Write out each record below exactly as it appears, with no pictures.

■ ■ ■ ■

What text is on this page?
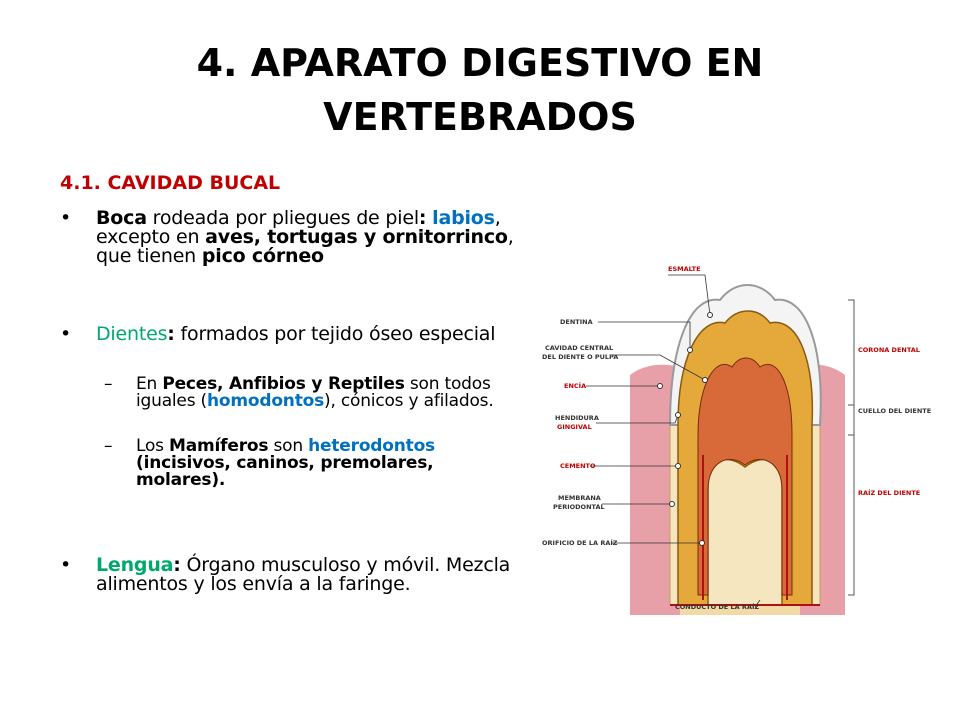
4. APARATO DIGESTIVO EN
VERTEBRADOS
4.1. CAVIDAD BUCAL
• Boca rodeada por pliegues de piel: labios, excepto en aves, tortugas y ornitorrinco, que tienen pico córneo
• Dientes: formados por tejido óseo especial
– En Peces, Anfibios y Reptiles son todos iguales (homodontos), cónicos y afilados.
– Los Mamíferos son heterodontos (incisivos, caninos, premolares, molares).
• Lengua: Órgano musculoso y móvil. Mezcla alimentos y los envía a la faringe.
ESMALTE
DENTINA
CAVIDAD CENTRAL
DEL DIENTE O PULPA
ENCÍA
HENDIDURA
GINGIVAL
CEMENTO
MEMBRANA
PERIODONTAL
ORIFICIO DE LA RAÍZ
CONDUCTO DE LA RAÍZ
CORONA DENTAL
CUELLO DEL DIENTE
RAÍZ DEL DIENTE
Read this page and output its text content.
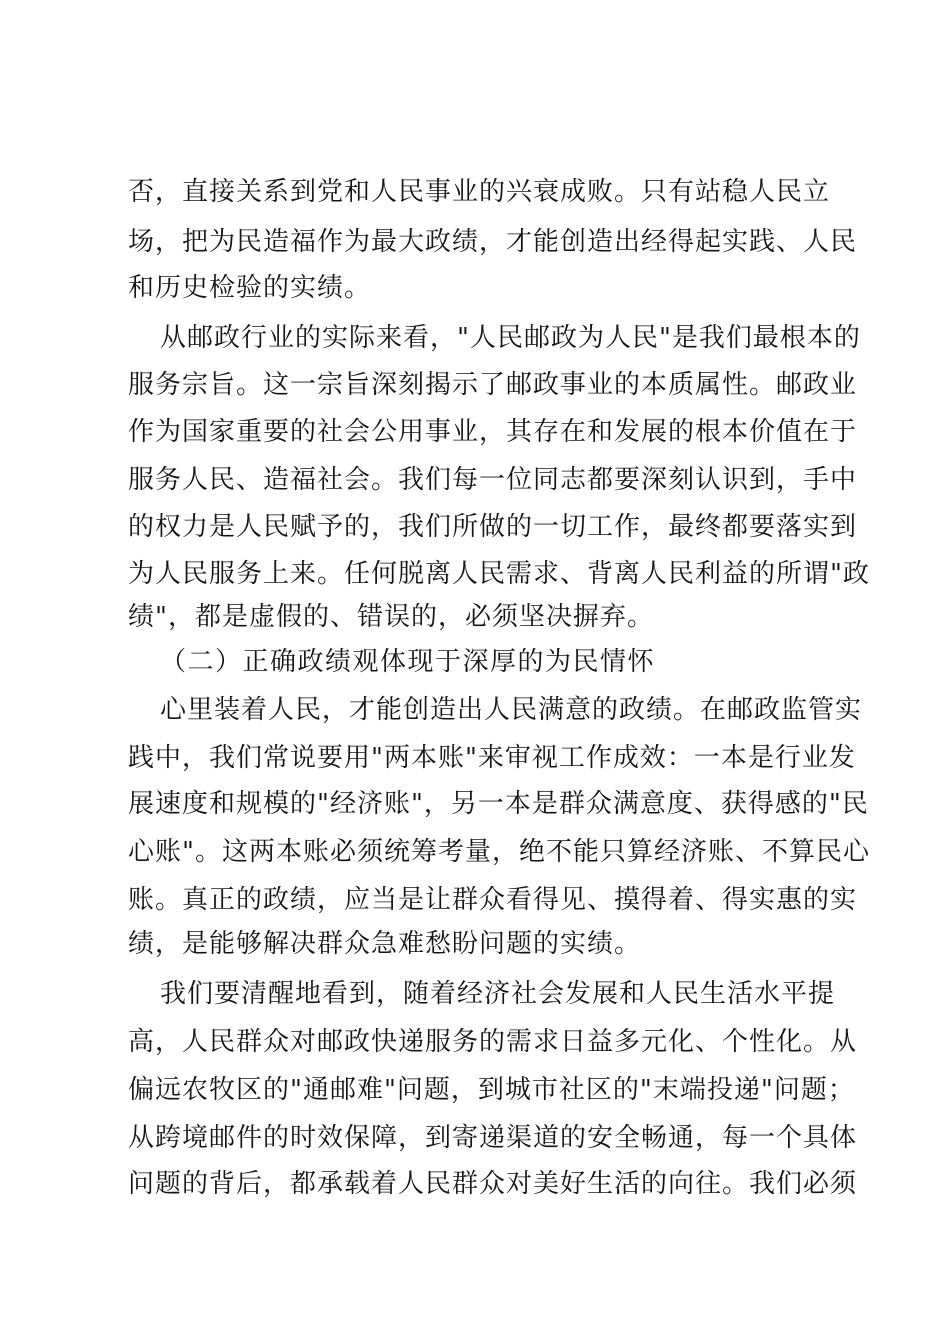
否，直接关系到党和人民事业的兴衰成败。只有站稳人民立
场，把为民造福作为最大政绩，才能创造出经得起实践、人民
和历史检验的实绩。
从邮政行业的实际来看，"人民邮政为人民"是我们最根本的
服务宗旨。这一宗旨深刻揭示了邮政事业的本质属性。邮政业
作为国家重要的社会公用事业，其存在和发展的根本价值在于
服务人民、造福社会。我们每一位同志都要深刻认识到，手中
的权力是人民赋予的，我们所做的一切工作，最终都要落实到
为人民服务上来。任何脱离人民需求、背离人民利益的所谓"政
绩"，都是虚假的、错误的，必须坚决摒弃。
（二）正确政绩观体现于深厚的为民情怀
心里装着人民，才能创造出人民满意的政绩。在邮政监管实
践中，我们常说要用"两本账"来审视工作成效：一本是行业发
展速度和规模的"经济账"，另一本是群众满意度、获得感的"民
心账"。这两本账必须统筹考量，绝不能只算经济账、不算民心
账。真正的政绩，应当是让群众看得见、摸得着、得实惠的实
绩，是能够解决群众急难愁盼问题的实绩。
我们要清醒地看到，随着经济社会发展和人民生活水平提
高，人民群众对邮政快递服务的需求日益多元化、个性化。从
偏远农牧区的"通邮难"问题，到城市社区的"末端投递"问题；
从跨境邮件的时效保障，到寄递渠道的安全畅通，每一个具体
问题的背后，都承载着人民群众对美好生活的向往。我们必须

■ ■ ■ ■

## FINAL ANSWER:
What text is on this page?
4. APARATO DIGESTIVO EN
VERTEBRADOS
4.1. CAVIDAD BUCAL
• Boca rodeada por pliegues de piel: labios, excepto en aves, tortugas y ornitorrinco, que tienen pico córneo
• Dientes: formados por tejido óseo especial
– En Peces, Anfibios y Reptiles son todos iguales (homodontos), cónicos y afilados.
– Los Mamíferos son heterodontos (incisivos, caninos, premolares, molares).
• Lengua: Órgano musculoso y móvil. Mezcla alimentos y los envía a la faringe.
ESMALTE
DENTINA
CAVIDAD CENTRAL
DEL DIENTE O PULPA
ENCÍA
HENDIDURA
GINGIVAL
CEMENTO
MEMBRANA
PERIODONTAL
ORIFICIO DE LA RAÍZ
CONDUCTO DE LA RAÍZ
CORONA DENTAL
CUELLO DEL DIENTE
RAÍZ DEL DIENTE
Read this page and output its text content.
否，直接关系到党和人民事业的兴衰成败。只有站稳人民立
场，把为民造福作为最大政绩，才能创造出经得起实践、人民
和历史检验的实绩。
从邮政行业的实际来看，"人民邮政为人民"是我们最根本的
服务宗旨。这一宗旨深刻揭示了邮政事业的本质属性。邮政业
作为国家重要的社会公用事业，其存在和发展的根本价值在于
服务人民、造福社会。我们每一位同志都要深刻认识到，手中
的权力是人民赋予的，我们所做的一切工作，最终都要落实到
为人民服务上来。任何脱离人民需求、背离人民利益的所谓"政
绩"，都是虚假的、错误的，必须坚决摒弃。
（二）正确政绩观体现于深厚的为民情怀
心里装着人民，才能创造出人民满意的政绩。在邮政监管实
践中，我们常说要用"两本账"来审视工作成效：一本是行业发
展速度和规模的"经济账"，另一本是群众满意度、获得感的"民
心账"。这两本账必须统筹考量，绝不能只算经济账、不算民心
账。真正的政绩，应当是让群众看得见、摸得着、得实惠的实
绩，是能够解决群众急难愁盼问题的实绩。
我们要清醒地看到，随着经济社会发展和人民生活水平提
高，人民群众对邮政快递服务的需求日益多元化、个性化。从
偏远农牧区的"通邮难"问题，到城市社区的"末端投递"问题；
从跨境邮件的时效保障，到寄递渠道的安全畅通，每一个具体
问题的背后，都承载着人民群众对美好生活的向往。我们必须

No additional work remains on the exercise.